*The problem:*
Pull each line holding "sportivă" out of the entries below.
Start of Record excerpts
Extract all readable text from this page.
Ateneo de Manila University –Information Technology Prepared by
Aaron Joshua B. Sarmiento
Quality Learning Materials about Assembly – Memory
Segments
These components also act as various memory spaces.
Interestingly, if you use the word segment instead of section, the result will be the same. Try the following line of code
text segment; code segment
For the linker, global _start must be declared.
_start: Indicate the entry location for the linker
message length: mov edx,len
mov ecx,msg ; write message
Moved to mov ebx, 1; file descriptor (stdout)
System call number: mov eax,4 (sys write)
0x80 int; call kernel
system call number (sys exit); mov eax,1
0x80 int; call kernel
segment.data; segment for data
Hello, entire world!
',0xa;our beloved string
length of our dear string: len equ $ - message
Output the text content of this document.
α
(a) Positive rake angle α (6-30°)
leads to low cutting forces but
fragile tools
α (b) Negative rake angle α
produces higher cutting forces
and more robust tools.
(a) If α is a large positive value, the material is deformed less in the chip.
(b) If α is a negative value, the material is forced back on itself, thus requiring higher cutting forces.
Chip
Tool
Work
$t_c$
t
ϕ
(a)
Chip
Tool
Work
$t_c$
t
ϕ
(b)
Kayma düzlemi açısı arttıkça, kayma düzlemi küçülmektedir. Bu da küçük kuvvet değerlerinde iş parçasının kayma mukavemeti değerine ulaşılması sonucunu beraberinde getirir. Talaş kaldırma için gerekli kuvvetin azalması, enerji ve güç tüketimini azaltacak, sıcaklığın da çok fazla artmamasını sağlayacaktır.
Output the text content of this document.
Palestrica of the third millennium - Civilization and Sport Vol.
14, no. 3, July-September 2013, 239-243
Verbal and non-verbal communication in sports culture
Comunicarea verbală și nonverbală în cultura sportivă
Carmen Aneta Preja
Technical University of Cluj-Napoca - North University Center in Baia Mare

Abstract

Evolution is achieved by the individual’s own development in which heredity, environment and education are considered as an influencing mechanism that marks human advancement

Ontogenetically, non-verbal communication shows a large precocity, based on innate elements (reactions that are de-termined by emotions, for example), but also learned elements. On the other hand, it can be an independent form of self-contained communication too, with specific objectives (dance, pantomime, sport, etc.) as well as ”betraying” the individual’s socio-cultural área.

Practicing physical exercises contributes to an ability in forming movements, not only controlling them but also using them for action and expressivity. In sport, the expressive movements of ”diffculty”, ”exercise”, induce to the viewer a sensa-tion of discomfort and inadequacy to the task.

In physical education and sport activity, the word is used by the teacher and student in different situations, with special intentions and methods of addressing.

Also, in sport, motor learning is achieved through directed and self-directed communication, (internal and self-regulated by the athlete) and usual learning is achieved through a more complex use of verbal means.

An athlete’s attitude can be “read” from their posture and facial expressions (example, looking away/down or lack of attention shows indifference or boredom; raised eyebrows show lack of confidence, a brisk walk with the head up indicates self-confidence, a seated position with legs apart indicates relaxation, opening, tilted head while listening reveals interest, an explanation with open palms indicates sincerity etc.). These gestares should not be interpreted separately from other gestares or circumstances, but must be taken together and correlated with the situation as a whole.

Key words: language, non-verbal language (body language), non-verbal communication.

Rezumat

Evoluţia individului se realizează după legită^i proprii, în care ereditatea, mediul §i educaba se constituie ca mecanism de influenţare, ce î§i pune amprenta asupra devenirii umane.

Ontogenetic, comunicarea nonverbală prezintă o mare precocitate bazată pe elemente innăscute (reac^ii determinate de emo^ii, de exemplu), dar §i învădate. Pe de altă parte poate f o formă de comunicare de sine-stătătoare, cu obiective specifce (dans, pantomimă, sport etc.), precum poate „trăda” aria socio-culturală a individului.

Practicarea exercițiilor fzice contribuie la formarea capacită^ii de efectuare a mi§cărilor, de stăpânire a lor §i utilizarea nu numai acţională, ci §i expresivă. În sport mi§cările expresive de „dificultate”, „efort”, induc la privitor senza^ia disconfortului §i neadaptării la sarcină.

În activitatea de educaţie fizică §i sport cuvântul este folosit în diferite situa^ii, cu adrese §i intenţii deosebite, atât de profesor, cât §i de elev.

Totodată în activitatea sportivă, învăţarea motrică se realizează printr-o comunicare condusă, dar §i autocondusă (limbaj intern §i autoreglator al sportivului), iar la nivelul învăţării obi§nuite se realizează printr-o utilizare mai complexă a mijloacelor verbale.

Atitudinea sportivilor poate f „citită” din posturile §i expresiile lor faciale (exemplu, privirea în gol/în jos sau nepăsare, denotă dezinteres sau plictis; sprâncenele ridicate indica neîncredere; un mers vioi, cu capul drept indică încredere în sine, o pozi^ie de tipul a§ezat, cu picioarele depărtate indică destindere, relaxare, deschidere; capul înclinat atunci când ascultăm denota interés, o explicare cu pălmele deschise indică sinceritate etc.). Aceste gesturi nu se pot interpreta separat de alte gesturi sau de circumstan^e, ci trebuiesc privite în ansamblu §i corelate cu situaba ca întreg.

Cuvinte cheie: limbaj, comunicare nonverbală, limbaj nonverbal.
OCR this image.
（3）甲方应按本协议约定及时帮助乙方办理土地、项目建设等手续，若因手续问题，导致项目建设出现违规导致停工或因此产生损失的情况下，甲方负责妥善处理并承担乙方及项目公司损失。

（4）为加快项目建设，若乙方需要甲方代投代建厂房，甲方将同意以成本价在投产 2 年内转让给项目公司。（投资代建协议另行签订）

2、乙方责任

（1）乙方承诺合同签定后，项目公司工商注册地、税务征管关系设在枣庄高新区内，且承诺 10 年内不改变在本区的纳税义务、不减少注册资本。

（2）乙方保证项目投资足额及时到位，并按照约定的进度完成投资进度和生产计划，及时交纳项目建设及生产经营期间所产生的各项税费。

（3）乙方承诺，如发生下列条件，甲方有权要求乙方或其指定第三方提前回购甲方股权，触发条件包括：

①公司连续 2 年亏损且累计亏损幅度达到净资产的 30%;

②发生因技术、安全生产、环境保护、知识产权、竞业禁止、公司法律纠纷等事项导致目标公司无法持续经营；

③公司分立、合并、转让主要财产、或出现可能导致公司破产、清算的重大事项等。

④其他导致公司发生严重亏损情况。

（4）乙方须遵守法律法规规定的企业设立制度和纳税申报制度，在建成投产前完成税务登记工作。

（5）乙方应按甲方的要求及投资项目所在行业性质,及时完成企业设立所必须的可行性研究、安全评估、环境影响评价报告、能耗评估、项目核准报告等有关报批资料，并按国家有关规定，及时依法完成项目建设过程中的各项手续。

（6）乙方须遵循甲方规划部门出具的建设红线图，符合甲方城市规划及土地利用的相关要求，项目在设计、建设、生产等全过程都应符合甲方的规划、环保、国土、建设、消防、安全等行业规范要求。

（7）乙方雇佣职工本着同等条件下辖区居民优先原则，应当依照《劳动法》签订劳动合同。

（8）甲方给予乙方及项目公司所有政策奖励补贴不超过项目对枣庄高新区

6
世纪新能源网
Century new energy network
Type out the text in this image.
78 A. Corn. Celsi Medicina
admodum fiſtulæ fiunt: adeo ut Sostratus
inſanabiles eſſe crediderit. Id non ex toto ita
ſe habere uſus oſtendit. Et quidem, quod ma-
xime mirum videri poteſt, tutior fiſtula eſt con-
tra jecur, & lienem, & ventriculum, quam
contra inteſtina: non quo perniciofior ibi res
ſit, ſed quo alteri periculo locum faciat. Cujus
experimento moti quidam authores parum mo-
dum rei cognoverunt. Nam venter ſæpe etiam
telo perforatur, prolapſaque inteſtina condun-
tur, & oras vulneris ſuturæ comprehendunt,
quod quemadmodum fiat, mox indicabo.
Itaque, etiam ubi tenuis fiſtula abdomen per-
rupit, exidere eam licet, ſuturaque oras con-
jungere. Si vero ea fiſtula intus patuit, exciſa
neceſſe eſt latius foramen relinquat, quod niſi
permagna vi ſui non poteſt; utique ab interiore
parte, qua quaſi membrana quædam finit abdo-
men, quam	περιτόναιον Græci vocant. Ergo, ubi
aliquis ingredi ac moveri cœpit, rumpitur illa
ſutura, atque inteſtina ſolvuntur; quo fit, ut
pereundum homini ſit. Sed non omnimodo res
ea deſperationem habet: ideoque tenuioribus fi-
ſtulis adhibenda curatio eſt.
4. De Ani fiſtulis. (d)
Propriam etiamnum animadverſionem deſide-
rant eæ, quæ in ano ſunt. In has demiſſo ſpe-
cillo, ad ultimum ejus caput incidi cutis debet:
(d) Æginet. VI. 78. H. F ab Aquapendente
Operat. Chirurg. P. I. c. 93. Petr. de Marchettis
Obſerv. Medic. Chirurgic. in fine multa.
End of Record excerpts
*Result of this task:*
Comunicarea verbală și nonverbală în cultura sportivă
Totodată în activitatea sportivă, învăţarea motrică se realizează printr-o comunicare condusă, dar §i autocondusă (limbaj intern §i autoreglator al sportivului), iar la nivelul învăţării obi§nuite se realizează printr-o utilizare mai complexă a mijloacelor verbale.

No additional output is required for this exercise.